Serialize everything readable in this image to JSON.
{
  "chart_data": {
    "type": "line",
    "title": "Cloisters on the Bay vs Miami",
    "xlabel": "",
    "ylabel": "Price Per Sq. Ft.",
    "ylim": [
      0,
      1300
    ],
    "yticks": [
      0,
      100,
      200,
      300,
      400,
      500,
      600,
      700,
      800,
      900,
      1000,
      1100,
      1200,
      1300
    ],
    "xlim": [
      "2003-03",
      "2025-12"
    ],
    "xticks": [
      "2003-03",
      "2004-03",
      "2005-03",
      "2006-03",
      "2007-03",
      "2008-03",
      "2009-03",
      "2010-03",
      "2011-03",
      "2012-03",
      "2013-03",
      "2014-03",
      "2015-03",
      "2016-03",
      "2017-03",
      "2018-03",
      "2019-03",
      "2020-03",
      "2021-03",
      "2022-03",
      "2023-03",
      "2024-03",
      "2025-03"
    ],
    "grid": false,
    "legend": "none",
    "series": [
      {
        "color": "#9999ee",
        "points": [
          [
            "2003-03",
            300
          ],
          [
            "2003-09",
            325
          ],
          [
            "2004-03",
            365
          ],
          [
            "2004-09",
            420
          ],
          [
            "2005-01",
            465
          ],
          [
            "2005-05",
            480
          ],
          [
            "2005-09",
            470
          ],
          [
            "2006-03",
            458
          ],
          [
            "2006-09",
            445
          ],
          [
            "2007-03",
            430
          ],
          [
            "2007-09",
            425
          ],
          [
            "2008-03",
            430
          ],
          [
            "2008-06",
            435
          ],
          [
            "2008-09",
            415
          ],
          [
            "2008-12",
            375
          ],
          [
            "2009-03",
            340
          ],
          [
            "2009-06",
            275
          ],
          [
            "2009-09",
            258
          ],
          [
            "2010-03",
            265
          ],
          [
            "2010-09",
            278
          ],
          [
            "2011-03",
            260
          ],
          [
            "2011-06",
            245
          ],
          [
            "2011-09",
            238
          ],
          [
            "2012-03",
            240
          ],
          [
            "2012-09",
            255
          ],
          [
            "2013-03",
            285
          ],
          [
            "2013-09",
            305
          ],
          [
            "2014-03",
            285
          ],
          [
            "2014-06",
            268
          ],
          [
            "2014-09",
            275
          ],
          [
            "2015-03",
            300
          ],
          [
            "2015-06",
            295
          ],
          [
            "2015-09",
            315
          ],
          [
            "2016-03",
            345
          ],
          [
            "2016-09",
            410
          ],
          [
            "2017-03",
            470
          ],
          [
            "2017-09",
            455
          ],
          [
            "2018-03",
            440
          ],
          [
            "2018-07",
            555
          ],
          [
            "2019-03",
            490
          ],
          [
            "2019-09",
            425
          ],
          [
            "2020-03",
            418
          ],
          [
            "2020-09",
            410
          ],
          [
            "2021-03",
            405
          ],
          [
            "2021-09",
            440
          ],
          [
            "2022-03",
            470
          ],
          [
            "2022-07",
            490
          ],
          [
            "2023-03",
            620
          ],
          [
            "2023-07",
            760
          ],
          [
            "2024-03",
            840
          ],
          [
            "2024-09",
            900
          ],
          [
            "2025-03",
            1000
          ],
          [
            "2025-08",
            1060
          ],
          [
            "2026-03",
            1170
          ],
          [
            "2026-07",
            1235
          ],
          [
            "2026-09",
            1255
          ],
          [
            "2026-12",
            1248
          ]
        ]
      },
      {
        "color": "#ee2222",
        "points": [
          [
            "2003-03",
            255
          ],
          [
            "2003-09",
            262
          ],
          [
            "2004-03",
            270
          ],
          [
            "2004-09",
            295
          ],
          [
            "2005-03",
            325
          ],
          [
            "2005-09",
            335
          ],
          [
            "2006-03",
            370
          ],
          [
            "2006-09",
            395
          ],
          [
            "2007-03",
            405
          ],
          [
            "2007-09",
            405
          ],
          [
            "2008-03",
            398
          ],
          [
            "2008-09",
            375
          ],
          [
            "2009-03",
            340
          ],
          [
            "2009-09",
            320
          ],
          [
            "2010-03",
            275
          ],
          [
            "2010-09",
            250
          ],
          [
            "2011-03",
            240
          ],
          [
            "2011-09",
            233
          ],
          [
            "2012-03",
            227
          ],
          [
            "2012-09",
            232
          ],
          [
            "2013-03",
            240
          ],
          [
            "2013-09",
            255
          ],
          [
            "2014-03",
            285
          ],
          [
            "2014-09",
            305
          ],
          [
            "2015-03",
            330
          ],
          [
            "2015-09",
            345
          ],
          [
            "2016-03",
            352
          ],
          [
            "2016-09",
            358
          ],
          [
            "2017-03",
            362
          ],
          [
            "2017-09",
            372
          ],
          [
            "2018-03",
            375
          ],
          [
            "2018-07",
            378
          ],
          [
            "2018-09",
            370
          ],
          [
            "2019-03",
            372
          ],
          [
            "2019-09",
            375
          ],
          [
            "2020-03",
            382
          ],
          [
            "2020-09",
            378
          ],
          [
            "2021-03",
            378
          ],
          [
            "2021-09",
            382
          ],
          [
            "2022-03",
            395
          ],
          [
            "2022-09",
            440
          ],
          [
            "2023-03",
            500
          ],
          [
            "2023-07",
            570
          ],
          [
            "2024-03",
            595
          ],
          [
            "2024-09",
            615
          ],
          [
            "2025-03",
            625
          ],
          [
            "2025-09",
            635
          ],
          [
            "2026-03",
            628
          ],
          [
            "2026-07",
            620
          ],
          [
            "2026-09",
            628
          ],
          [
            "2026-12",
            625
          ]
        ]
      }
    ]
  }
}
* * * *
### [Your goal]
Give back the data above exactly as it appears.

### [Worked solution]
Serialize everything readable in this image to JSON.
{
  "chart_data": {
    "type": "line",
    "title": "Cloisters on the Bay vs Miami",
    "xlabel": "",
    "ylabel": "Price Per Sq. Ft.",
    "ylim": [
      0,
      1300
    ],
    "yticks": [
      0,
      100,
      200,
      300,
      400,
      500,
      600,
      700,
      800,
      900,
      1000,
      1100,
      1200,
      1300
    ],
    "xlim": [
      "2003-03",
      "2025-12"
    ],
    "xticks": [
      "2003-03",
      "2004-03",
      "2005-03",
      "2006-03",
      "2007-03",
      "2008-03",
      "2009-03",
      "2010-03",
      "2011-03",
      "2012-03",
      "2013-03",
      "2014-03",
      "2015-03",
      "2016-03",
      "2017-03",
      "2018-03",
      "2019-03",
      "2020-03",
      "2021-03",
      "2022-03",
      "2023-03",
      "2024-03",
      "2025-03"
    ],
    "grid": false,
    "legend": "none",
    "series": [
      {
        "color": "#9999ee",
        "points": [
          [
            "2003-03",
            300
          ],
          [
            "2003-09",
            325
          ],
          [
            "2004-03",
            365
          ],
          [
            "2004-09",
            420
          ],
          [
            "2005-01",
            465
          ],
          [
            "2005-05",
            480
          ],
          [
            "2005-09",
            470
          ],
          [
            "2006-03",
            458
          ],
          [
            "2006-09",
            445
          ],
          [
            "2007-03",
            430
          ],
          [
            "2007-09",
            425
          ],
          [
            "2008-03",
            430
          ],
          [
            "2008-06",
            435
          ],
          [
            "2008-09",
            415
          ],
          [
            "2008-12",
            375
          ],
          [
            "2009-03",
            340
          ],
          [
            "2009-06",
            275
          ],
          [
            "2009-09",
            258
          ],
          [
            "2010-03",
            265
          ],
          [
            "2010-09",
            278
          ],
          [
            "2011-03",
            260
          ],
          [
            "2011-06",
            245
          ],
          [
            "2011-09",
            238
          ],
          [
            "2012-03",
            240
          ],
          [
            "2012-09",
            255
          ],
          [
            "2013-03",
            285
          ],
          [
            "2013-09",
            305
          ],
          [
            "2014-03",
            285
          ],
          [
            "2014-06",
            268
          ],
          [
            "2014-09",
            275
          ],
          [
            "2015-03",
            300
          ],
          [
            "2015-06",
            295
          ],
          [
            "2015-09",
            315
          ],
          [
            "2016-03",
            345
          ],
          [
            "2016-09",
            410
          ],
          [
            "2017-03",
            470
          ],
          [
            "2017-09",
            455
          ],
          [
            "2018-03",
            440
          ],
          [
            "2018-07",
            555
          ],
          [
            "2019-03",
            490
          ],
          [
            "2019-09",
            425
          ],
          [
            "2020-03",
            418
          ],
          [
            "2020-09",
            410
          ],
          [
            "2021-03",
            405
          ],
          [
            "2021-09",
            440
          ],
          [
            "2022-03",
            470
          ],
          [
            "2022-07",
            490
          ],
          [
            "2023-03",
            620
          ],
          [
            "2023-07",
            760
          ],
          [
            "2024-03",
            840
          ],
          [
            "2024-09",
            900
          ],
          [
            "2025-03",
            1000
          ],
          [
            "2025-08",
            1060
          ],
          [
            "2026-03",
            1170
          ],
          [
            "2026-07",
            1235
          ],
          [
            "2026-09",
            1255
          ],
          [
            "2026-12",
            1248
          ]
        ]
      },
      {
        "color": "#ee2222",
        "points": [
          [
            "2003-03",
            255
          ],
          [
            "2003-09",
            262
          ],
          [
            "2004-03",
            270
          ],
          [
            "2004-09",
            295
          ],
          [
            "2005-03",
            325
          ],
          [
            "2005-09",
            335
          ],
          [
            "2006-03",
            370
          ],
          [
            "2006-09",
            395
          ],
          [
            "2007-03",
            405
          ],
          [
            "2007-09",
            405
          ],
          [
            "2008-03",
            398
          ],
          [
            "2008-09",
            375
          ],
          [
            "2009-03",
            340
          ],
          [
            "2009-09",
            320
          ],
          [
            "2010-03",
            275
          ],
          [
            "2010-09",
            250
          ],
          [
            "2011-03",
            240
          ],
          [
            "2011-09",
            233
          ],
          [
            "2012-03",
            227
          ],
          [
            "2012-09",
            232
          ],
          [
            "2013-03",
            240
          ],
          [
            "2013-09",
            255
          ],
          [
            "2014-03",
            285
          ],
          [
            "2014-09",
            305
          ],
          [
            "2015-03",
            330
          ],
          [
            "2015-09",
            345
          ],
          [
            "2016-03",
            352
          ],
          [
            "2016-09",
            358
          ],
          [
            "2017-03",
            362
          ],
          [
            "2017-09",
            372
          ],
          [
            "2018-03",
            375
          ],
          [
            "2018-07",
            378
          ],
          [
            "2018-09",
            370
          ],
          [
            "2019-03",
            372
          ],
          [
            "2019-09",
            375
          ],
          [
            "2020-03",
            382
          ],
          [
            "2020-09",
            378
          ],
          [
            "2021-03",
            378
          ],
          [
            "2021-09",
            382
          ],
          [
            "2022-03",
            395
          ],
          [
            "2022-09",
            440
          ],
          [
            "2023-03",
            500
          ],
          [
            "2023-07",
            570
          ],
          [
            "2024-03",
            595
          ],
          [
            "2024-09",
            615
          ],
          [
            "2025-03",
            625
          ],
          [
            "2025-09",
            635
          ],
          [
            "2026-03",
            628
          ],
          [
            "2026-07",
            620
          ],
          [
            "2026-09",
            628
          ],
          [
            "2026-12",
            625
          ]
        ]
      }
    ]
  }
}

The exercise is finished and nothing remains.